■ Set problem
Exactly repeat the material, dropping only the pictures.

■ Recorded information
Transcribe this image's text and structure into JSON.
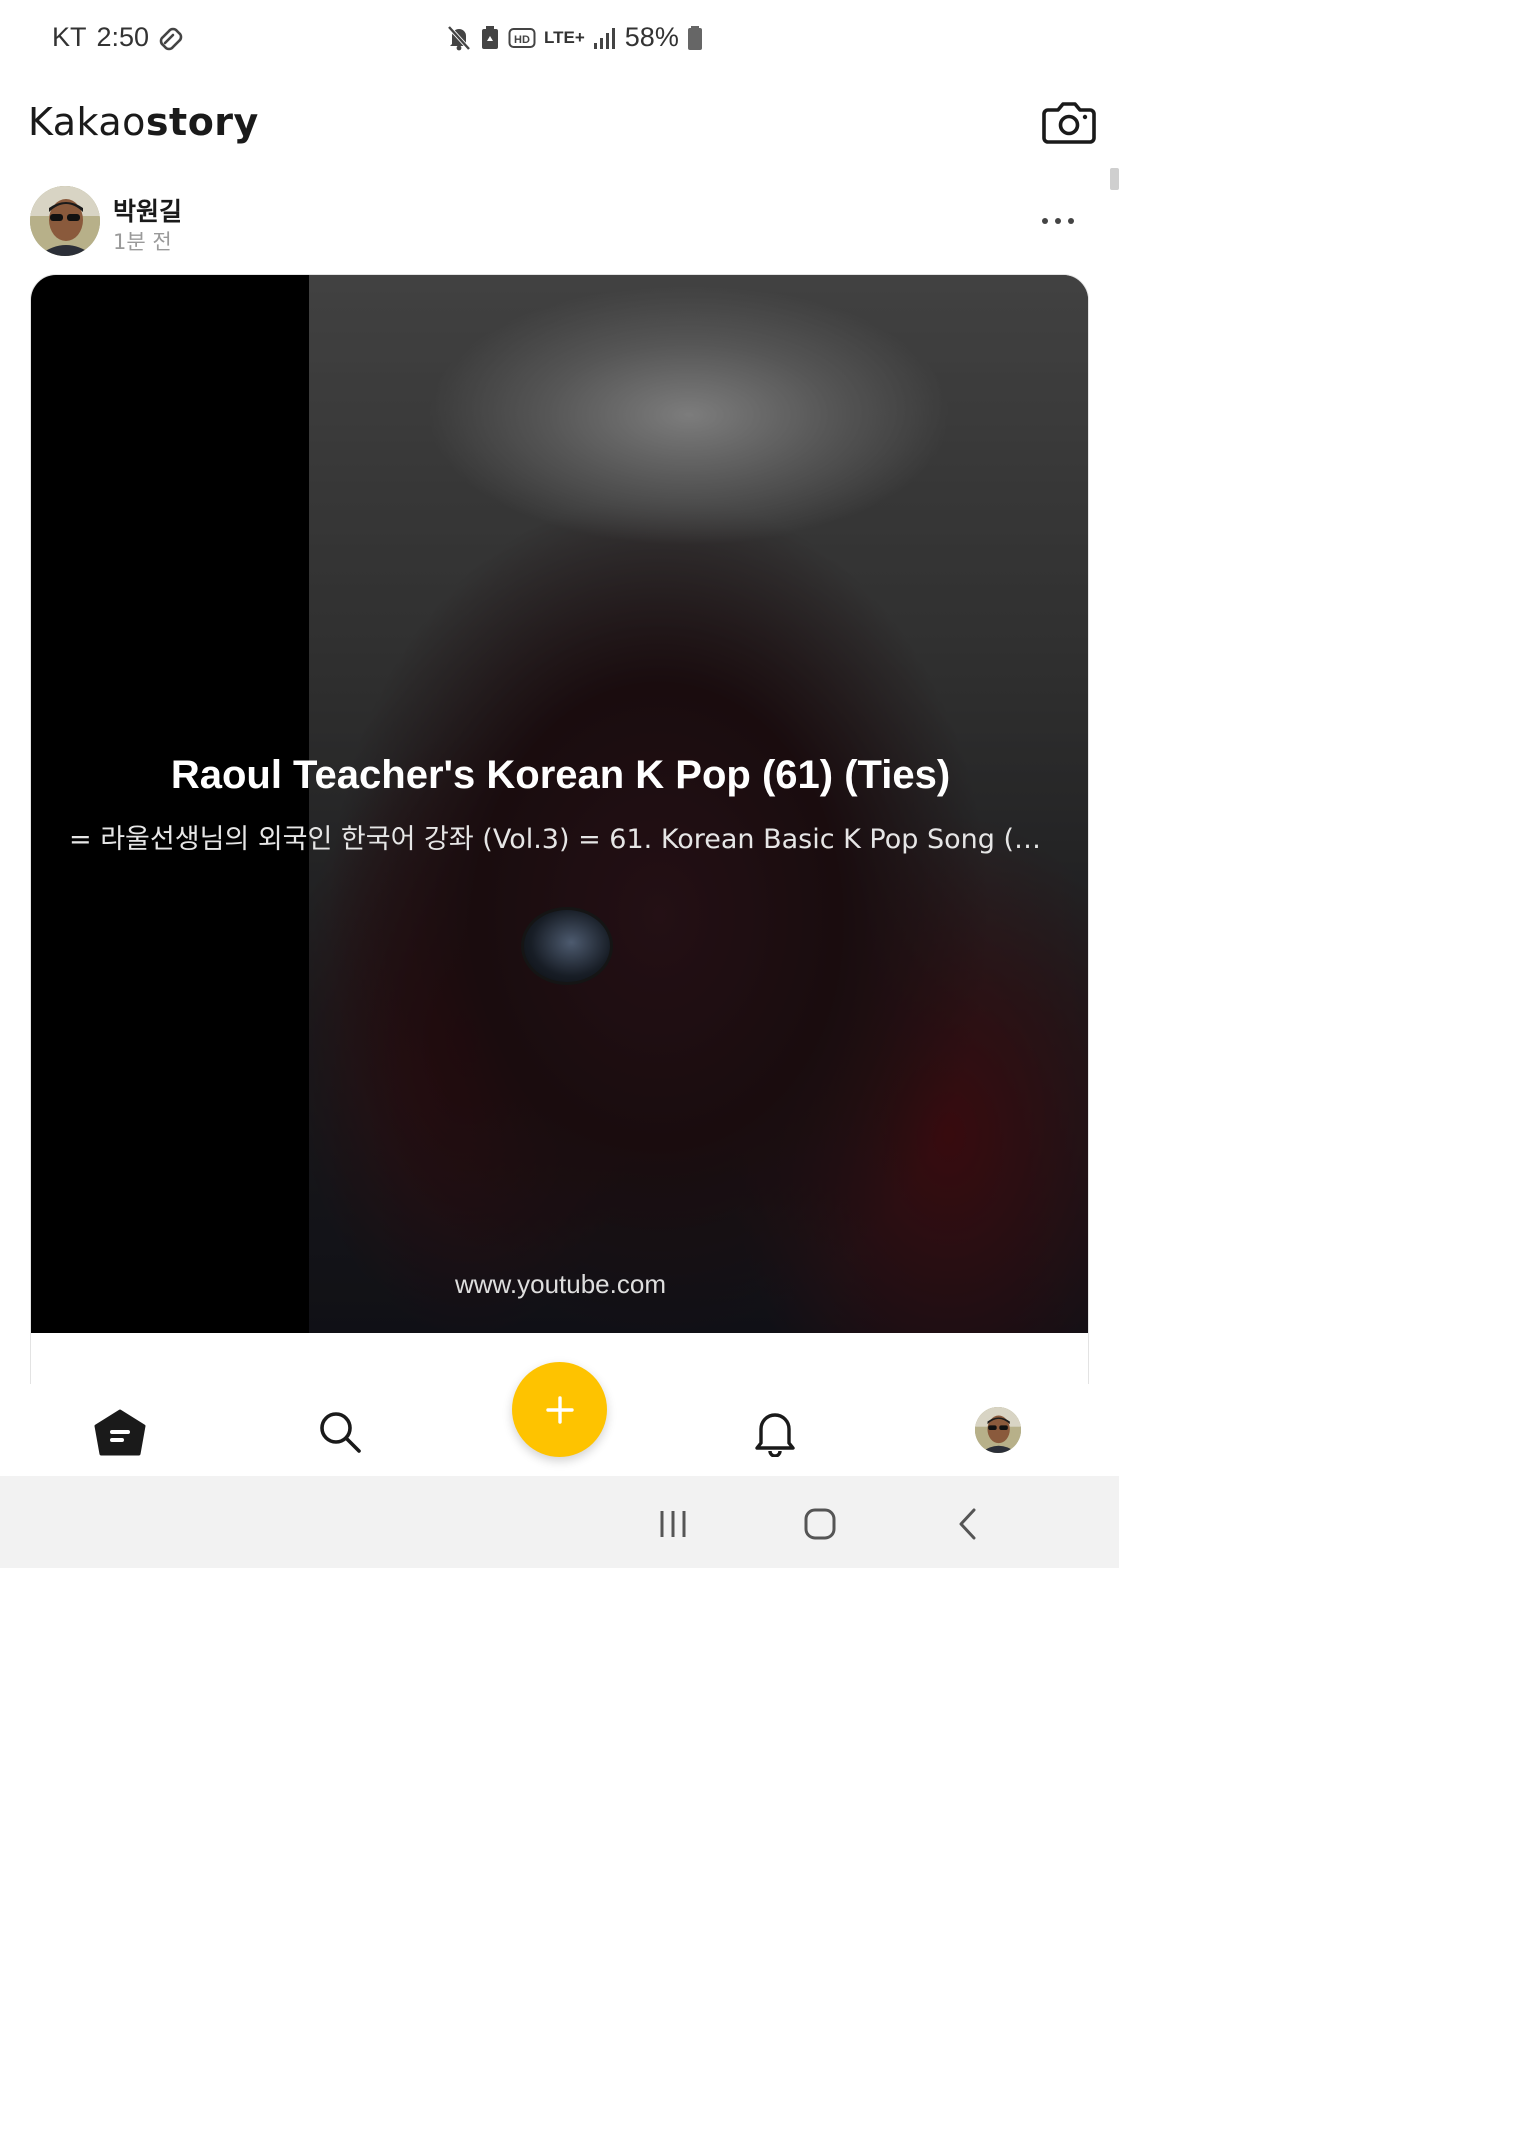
{
  "status_bar": {
    "carrier": "KT",
    "time": "2:50",
    "network": "LTE+",
    "hd_badge": "HD",
    "battery": "58%"
  },
  "header": {
    "brand_light": "Kakao",
    "brand_bold": "story",
    "camera_icon": "camera-icon"
  },
  "post": {
    "author": "박원길",
    "time_ago": "1분 전",
    "link_preview": {
      "title": "Raoul Teacher's Korean K Pop (61) (Ties)",
      "description": "= 라울선생님의 외국인 한국어 강좌 (Vol.3) =  61. Korean Basic K Pop Song (인…",
      "source": "www.youtube.com"
    }
  },
  "bottom_nav": {
    "items": [
      "home-icon",
      "search-icon",
      "add-icon",
      "bell-icon",
      "profile-avatar"
    ],
    "fab_color": "#fec300"
  },
  "system_nav": [
    "recents-icon",
    "home-button-icon",
    "back-icon"
  ]
}
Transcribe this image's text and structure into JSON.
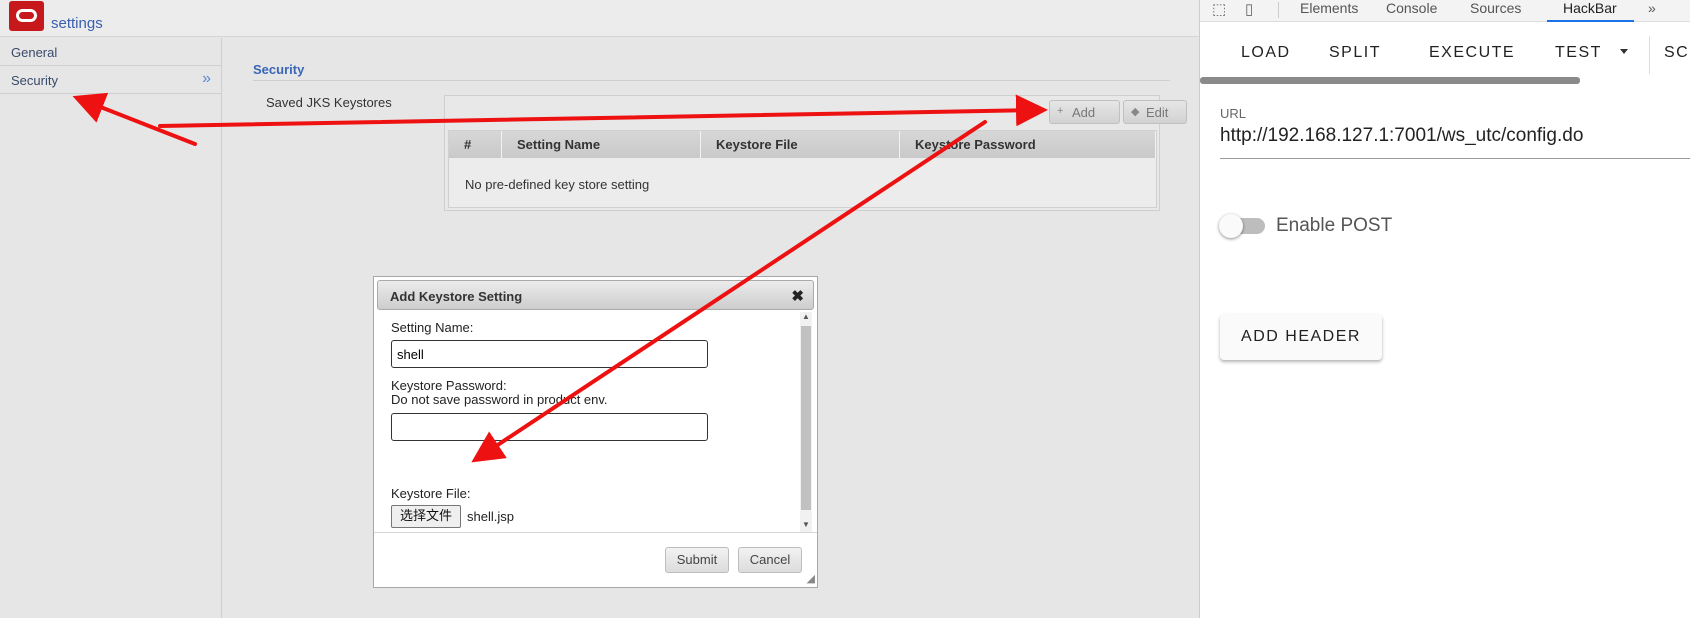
{
  "app": {
    "title": "settings"
  },
  "sidebar": {
    "items": [
      {
        "label": "General"
      },
      {
        "label": "Security"
      }
    ],
    "chevron": "»"
  },
  "main": {
    "section_heading": "Security",
    "saved_keystores_label": "Saved JKS Keystores",
    "add_label": "Add",
    "edit_label": "Edit",
    "table": {
      "columns": [
        "#",
        "Setting Name",
        "Keystore File",
        "Keystore Password"
      ],
      "empty_message": "No pre-defined key store setting"
    }
  },
  "dialog": {
    "title": "Add Keystore Setting",
    "close_icon": "✖",
    "setting_name_label": "Setting Name:",
    "setting_name_value": "shell",
    "keystore_password_label": "Keystore Password:",
    "keystore_password_hint": "Do not save password in product env.",
    "keystore_password_value": "",
    "keystore_file_label": "Keystore File:",
    "choose_file_label": "选择文件",
    "file_name": "shell.jsp",
    "submit_label": "Submit",
    "cancel_label": "Cancel"
  },
  "devtools": {
    "tabs": [
      "Elements",
      "Console",
      "Sources",
      "HackBar"
    ],
    "active_tab": "HackBar",
    "more_icon": "»"
  },
  "hackbar": {
    "buttons": {
      "load": "LOAD",
      "split": "SPLIT",
      "execute": "EXECUTE",
      "test": "TEST",
      "sc": "SC"
    },
    "url_label": "URL",
    "url_value": "http://192.168.127.1:7001/ws_utc/config.do",
    "enable_post_label": "Enable POST",
    "enable_post": false,
    "add_header_label": "ADD HEADER",
    "accent_color": "#1a73e8"
  },
  "annotation": {
    "arrow_color": "#ee1111"
  }
}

■ Reply to the exercise
Transcribe this image's text and structure into JSON.
{
  "status_bar": {
    "carrier": "KT",
    "time": "2:50",
    "network": "LTE+",
    "hd_badge": "HD",
    "battery": "58%"
  },
  "header": {
    "brand_light": "Kakao",
    "brand_bold": "story",
    "camera_icon": "camera-icon"
  },
  "post": {
    "author": "박원길",
    "time_ago": "1분 전",
    "link_preview": {
      "title": "Raoul Teacher's Korean K Pop (61) (Ties)",
      "description": "= 라울선생님의 외국인 한국어 강좌 (Vol.3) =  61. Korean Basic K Pop Song (인…",
      "source": "www.youtube.com"
    }
  },
  "bottom_nav": {
    "items": [
      "home-icon",
      "search-icon",
      "add-icon",
      "bell-icon",
      "profile-avatar"
    ],
    "fab_color": "#fec300"
  },
  "system_nav": [
    "recents-icon",
    "home-button-icon",
    "back-icon"
  ]
}
Transcribe this image's text and structure into JSON.
{
  "app": {
    "title": "settings"
  },
  "sidebar": {
    "items": [
      {
        "label": "General"
      },
      {
        "label": "Security"
      }
    ],
    "chevron": "»"
  },
  "main": {
    "section_heading": "Security",
    "saved_keystores_label": "Saved JKS Keystores",
    "add_label": "Add",
    "edit_label": "Edit",
    "table": {
      "columns": [
        "#",
        "Setting Name",
        "Keystore File",
        "Keystore Password"
      ],
      "empty_message": "No pre-defined key store setting"
    }
  },
  "dialog": {
    "title": "Add Keystore Setting",
    "close_icon": "✖",
    "setting_name_label": "Setting Name:",
    "setting_name_value": "shell",
    "keystore_password_label": "Keystore Password:",
    "keystore_password_hint": "Do not save password in product env.",
    "keystore_password_value": "",
    "keystore_file_label": "Keystore File:",
    "choose_file_label": "选择文件",
    "file_name": "shell.jsp",
    "submit_label": "Submit",
    "cancel_label": "Cancel"
  },
  "devtools": {
    "tabs": [
      "Elements",
      "Console",
      "Sources",
      "HackBar"
    ],
    "active_tab": "HackBar",
    "more_icon": "»"
  },
  "hackbar": {
    "buttons": {
      "load": "LOAD",
      "split": "SPLIT",
      "execute": "EXECUTE",
      "test": "TEST",
      "sc": "SC"
    },
    "url_label": "URL",
    "url_value": "http://192.168.127.1:7001/ws_utc/config.do",
    "enable_post_label": "Enable POST",
    "enable_post": false,
    "add_header_label": "ADD HEADER",
    "accent_color": "#1a73e8"
  },
  "annotation": {
    "arrow_color": "#ee1111"
  }
}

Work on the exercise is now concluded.